____ Material to process

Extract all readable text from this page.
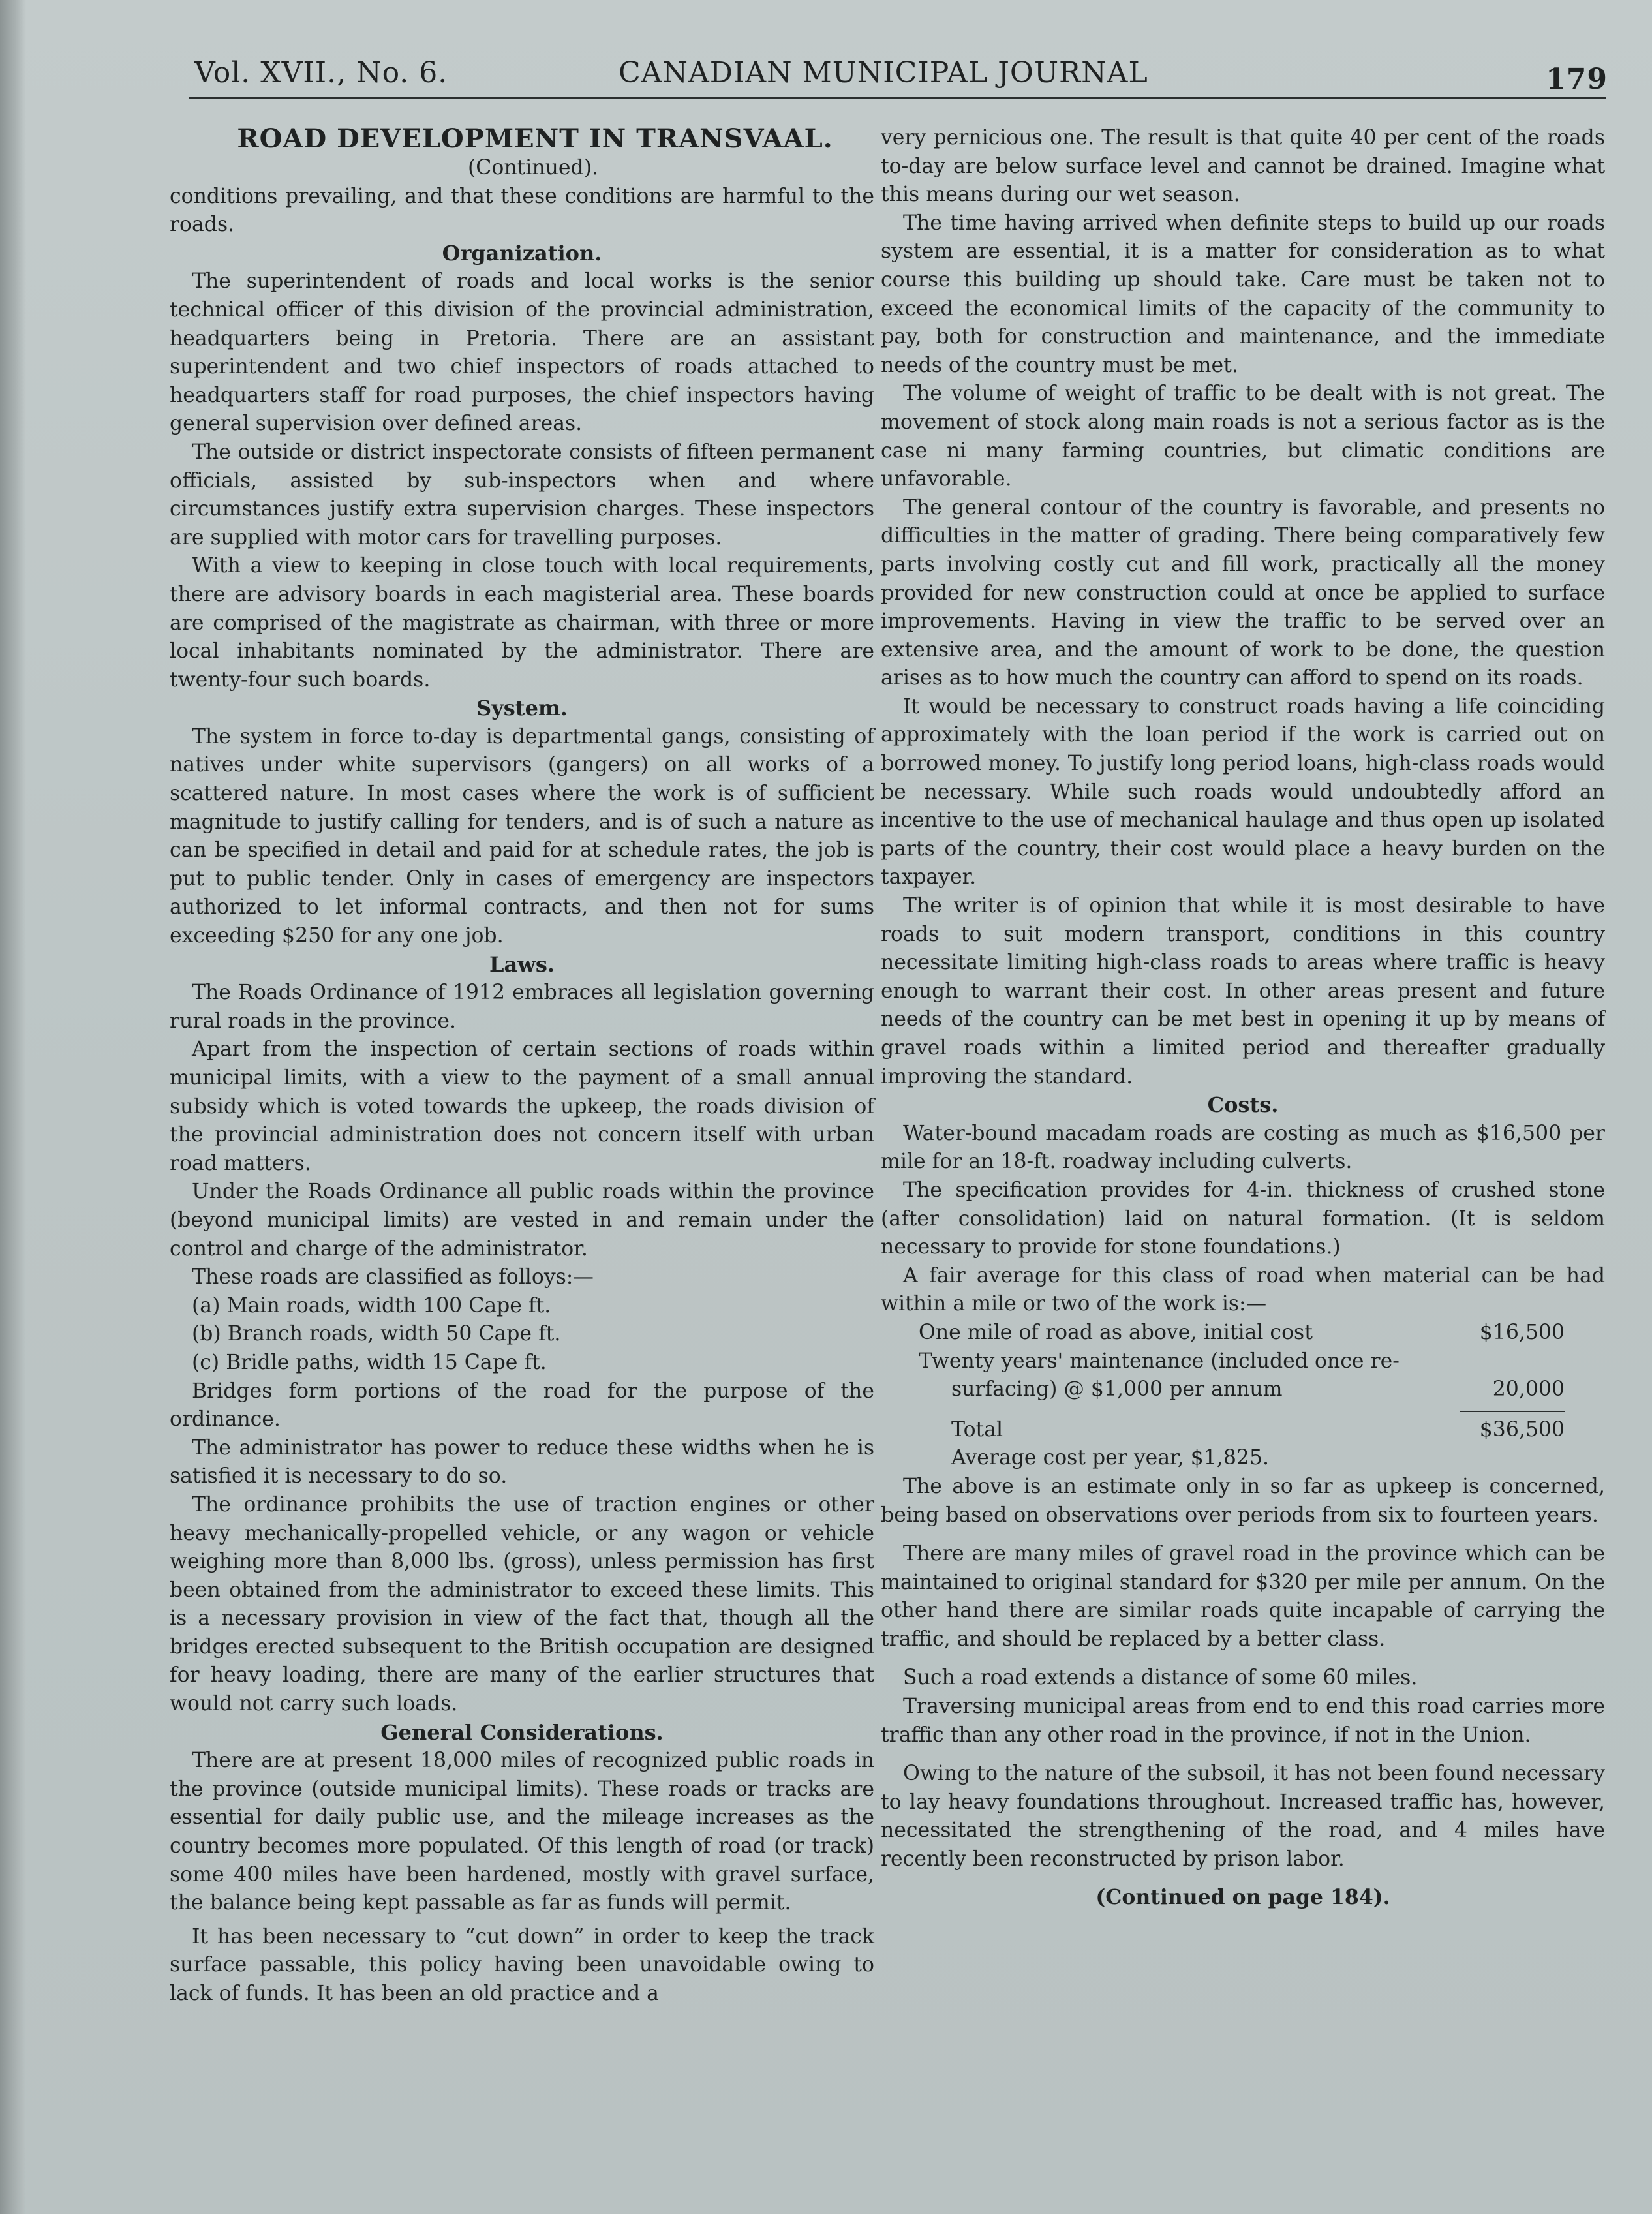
Vol. XVII., No. 6.	CANADIAN MUNICIPAL JOURNAL	179
ROAD DEVELOPMENT IN TRANSVAAL.

(Continued).

conditions prevailing, and that these conditions are harmful to the roads.

Organization.

The superintendent of roads and local works is the senior technical officer of this division of the provincial administration, headquarters being in Pretoria. There are an assistant superintendent and two chief inspectors of roads attached to headquarters staff for road purposes, the chief inspectors having general supervision over defined areas.

The outside or district inspectorate consists of fifteen permanent officials, assisted by sub-inspectors when and where circumstances justify extra supervision charges. These inspectors are supplied with motor cars for travelling purposes.

With a view to keeping in close touch with local requirements, there are advisory boards in each magisterial area. These boards are comprised of the magistrate as chairman, with three or more local inhabitants nominated by the administrator. There are twenty-four such boards.

System.

The system in force to-day is departmental gangs, consisting of natives under white supervisors (gangers) on all works of a scattered nature. In most cases where the work is of sufficient magnitude to justify calling for tenders, and is of such a nature as can be specified in detail and paid for at schedule rates, the job is put to public tender. Only in cases of emergency are inspectors authorized to let informal contracts, and then not for sums exceeding $250 for any one job.

Laws.

The Roads Ordinance of 1912 embraces all legislation governing rural roads in the province.

Apart from the inspection of certain sections of roads within municipal limits, with a view to the payment of a small annual subsidy which is voted towards the upkeep, the roads division of the provincial administration does not concern itself with urban road matters.

Under the Roads Ordinance all public roads within the province (beyond municipal limits) are vested in and remain under the control and charge of the administrator.

These roads are classified as folloys:—

(a) Main roads, width 100 Cape ft.
(b) Branch roads, width 50 Cape ft.
(c) Bridle paths, width 15 Cape ft.

Bridges form portions of the road for the purpose of the ordinance.

The administrator has power to reduce these widths when he is satisfied it is necessary to do so.

The ordinance prohibits the use of traction engines or other heavy mechanically-propelled vehicle, or any wagon or vehicle weighing more than 8,000 lbs. (gross), unless permission has first been obtained from the administrator to exceed these limits. This is a necessary provision in view of the fact that, though all the bridges erected subsequent to the British occupation are designed for heavy loading, there are many of the earlier structures that would not carry such loads.

General Considerations.

There are at present 18,000 miles of recognized public roads in the province (outside municipal limits). These roads or tracks are essential for daily public use, and the mileage increases as the country becomes more populated. Of this length of road (or track) some 400 miles have been hardened, mostly with gravel surface, the balance being kept passable as far as funds will permit.

It has been necessary to “cut down” in order to keep the track surface passable, this policy having been unavoidable owing to lack of funds. It has been an old practice and a

very pernicious one. The result is that quite 40 per cent of the roads to-day are below surface level and cannot be drained. Imagine what this means during our wet season.

The time having arrived when definite steps to build up our roads system are essential, it is a matter for consideration as to what course this building up should take. Care must be taken not to exceed the economical limits of the capacity of the community to pay, both for construction and maintenance, and the immediate needs of the country must be met.

The volume of weight of traffic to be dealt with is not great. The movement of stock along main roads is not a serious factor as is the case ni many farming countries, but climatic conditions are unfavorable.

The general contour of the country is favorable, and presents no difficulties in the matter of grading. There being comparatively few parts involving costly cut and fill work, practically all the money provided for new construction could at once be applied to surface improvements. Having in view the traffic to be served over an extensive area, and the amount of work to be done, the question arises as to how much the country can afford to spend on its roads.

It would be necessary to construct roads having a life coinciding approximately with the loan period if the work is carried out on borrowed money. To justify long period loans, high-class roads would be necessary. While such roads would undoubtedly afford an incentive to the use of mechanical haulage and thus open up isolated parts of the country, their cost would place a heavy burden on the taxpayer.

The writer is of opinion that while it is most desirable to have roads to suit modern transport, conditions in this country necessitate limiting high-class roads to areas where traffic is heavy enough to warrant their cost. In other areas present and future needs of the country can be met best in opening it up by means of gravel roads within a limited period and thereafter gradually improving the standard.

Costs.

Water-bound macadam roads are costing as much as $16,500 per mile for an 18-ft. roadway including culverts.

The specification provides for 4-in. thickness of crushed stone (after consolidation) laid on natural formation. (It is seldom necessary to provide for stone foundations.)

A fair average for this class of road when material can be had within a mile or two of the work is:—

One mile of road as above, initial cost	$16,500
Twenty years' maintenance (included once re-
surfacing) @ $1,000 per annum	20,000
Total	$36,500
Average cost per year, $1,825.

The above is an estimate only in so far as upkeep is concerned, being based on observations over periods from six to fourteen years.

There are many miles of gravel road in the province which can be maintained to original standard for $320 per mile per annum. On the other hand there are similar roads quite incapable of carrying the traffic, and should be replaced by a better class.

Such a road extends a distance of some 60 miles.

Traversing municipal areas from end to end this road carries more traffic than any other road in the province, if not in the Union.

Owing to the nature of the subsoil, it has not been found necessary to lay heavy foundations throughout. Increased traffic has, however, necessitated the strengthening of the road, and 4 miles have recently been reconstructed by prison labor.

(Continued on page 184).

________

## Stated problem:
Leave out the pictures and output every record above precisely as given.

## Written solution:
Extract all readable text from this page.
Vol. XVII., No. 6.	CANADIAN MUNICIPAL JOURNAL	179
ROAD DEVELOPMENT IN TRANSVAAL.

(Continued).

conditions prevailing, and that these conditions are harmful to the roads.

Organization.

The superintendent of roads and local works is the senior technical officer of this division of the provincial administration, headquarters being in Pretoria. There are an assistant superintendent and two chief inspectors of roads attached to headquarters staff for road purposes, the chief inspectors having general supervision over defined areas.

The outside or district inspectorate consists of fifteen permanent officials, assisted by sub-inspectors when and where circumstances justify extra supervision charges. These inspectors are supplied with motor cars for travelling purposes.

With a view to keeping in close touch with local requirements, there are advisory boards in each magisterial area. These boards are comprised of the magistrate as chairman, with three or more local inhabitants nominated by the administrator. There are twenty-four such boards.

System.

The system in force to-day is departmental gangs, consisting of natives under white supervisors (gangers) on all works of a scattered nature. In most cases where the work is of sufficient magnitude to justify calling for tenders, and is of such a nature as can be specified in detail and paid for at schedule rates, the job is put to public tender. Only in cases of emergency are inspectors authorized to let informal contracts, and then not for sums exceeding $250 for any one job.

Laws.

The Roads Ordinance of 1912 embraces all legislation governing rural roads in the province.

Apart from the inspection of certain sections of roads within municipal limits, with a view to the payment of a small annual subsidy which is voted towards the upkeep, the roads division of the provincial administration does not concern itself with urban road matters.

Under the Roads Ordinance all public roads within the province (beyond municipal limits) are vested in and remain under the control and charge of the administrator.

These roads are classified as folloys:—

(a) Main roads, width 100 Cape ft.
(b) Branch roads, width 50 Cape ft.
(c) Bridle paths, width 15 Cape ft.

Bridges form portions of the road for the purpose of the ordinance.

The administrator has power to reduce these widths when he is satisfied it is necessary to do so.

The ordinance prohibits the use of traction engines or other heavy mechanically-propelled vehicle, or any wagon or vehicle weighing more than 8,000 lbs. (gross), unless permission has first been obtained from the administrator to exceed these limits. This is a necessary provision in view of the fact that, though all the bridges erected subsequent to the British occupation are designed for heavy loading, there are many of the earlier structures that would not carry such loads.

General Considerations.

There are at present 18,000 miles of recognized public roads in the province (outside municipal limits). These roads or tracks are essential for daily public use, and the mileage increases as the country becomes more populated. Of this length of road (or track) some 400 miles have been hardened, mostly with gravel surface, the balance being kept passable as far as funds will permit.

It has been necessary to “cut down” in order to keep the track surface passable, this policy having been unavoidable owing to lack of funds. It has been an old practice and a

very pernicious one. The result is that quite 40 per cent of the roads to-day are below surface level and cannot be drained. Imagine what this means during our wet season.

The time having arrived when definite steps to build up our roads system are essential, it is a matter for consideration as to what course this building up should take. Care must be taken not to exceed the economical limits of the capacity of the community to pay, both for construction and maintenance, and the immediate needs of the country must be met.

The volume of weight of traffic to be dealt with is not great. The movement of stock along main roads is not a serious factor as is the case ni many farming countries, but climatic conditions are unfavorable.

The general contour of the country is favorable, and presents no difficulties in the matter of grading. There being comparatively few parts involving costly cut and fill work, practically all the money provided for new construction could at once be applied to surface improvements. Having in view the traffic to be served over an extensive area, and the amount of work to be done, the question arises as to how much the country can afford to spend on its roads.

It would be necessary to construct roads having a life coinciding approximately with the loan period if the work is carried out on borrowed money. To justify long period loans, high-class roads would be necessary. While such roads would undoubtedly afford an incentive to the use of mechanical haulage and thus open up isolated parts of the country, their cost would place a heavy burden on the taxpayer.

The writer is of opinion that while it is most desirable to have roads to suit modern transport, conditions in this country necessitate limiting high-class roads to areas where traffic is heavy enough to warrant their cost. In other areas present and future needs of the country can be met best in opening it up by means of gravel roads within a limited period and thereafter gradually improving the standard.

Costs.

Water-bound macadam roads are costing as much as $16,500 per mile for an 18-ft. roadway including culverts.

The specification provides for 4-in. thickness of crushed stone (after consolidation) laid on natural formation. (It is seldom necessary to provide for stone foundations.)

A fair average for this class of road when material can be had within a mile or two of the work is:—

One mile of road as above, initial cost	$16,500
Twenty years' maintenance (included once re-
surfacing) @ $1,000 per annum	20,000
Total	$36,500
Average cost per year, $1,825.

The above is an estimate only in so far as upkeep is concerned, being based on observations over periods from six to fourteen years.

There are many miles of gravel road in the province which can be maintained to original standard for $320 per mile per annum. On the other hand there are similar roads quite incapable of carrying the traffic, and should be replaced by a better class.

Such a road extends a distance of some 60 miles.

Traversing municipal areas from end to end this road carries more traffic than any other road in the province, if not in the Union.

Owing to the nature of the subsoil, it has not been found necessary to lay heavy foundations throughout. Increased traffic has, however, necessitated the strengthening of the road, and 4 miles have recently been reconstructed by prison labor.

(Continued on page 184).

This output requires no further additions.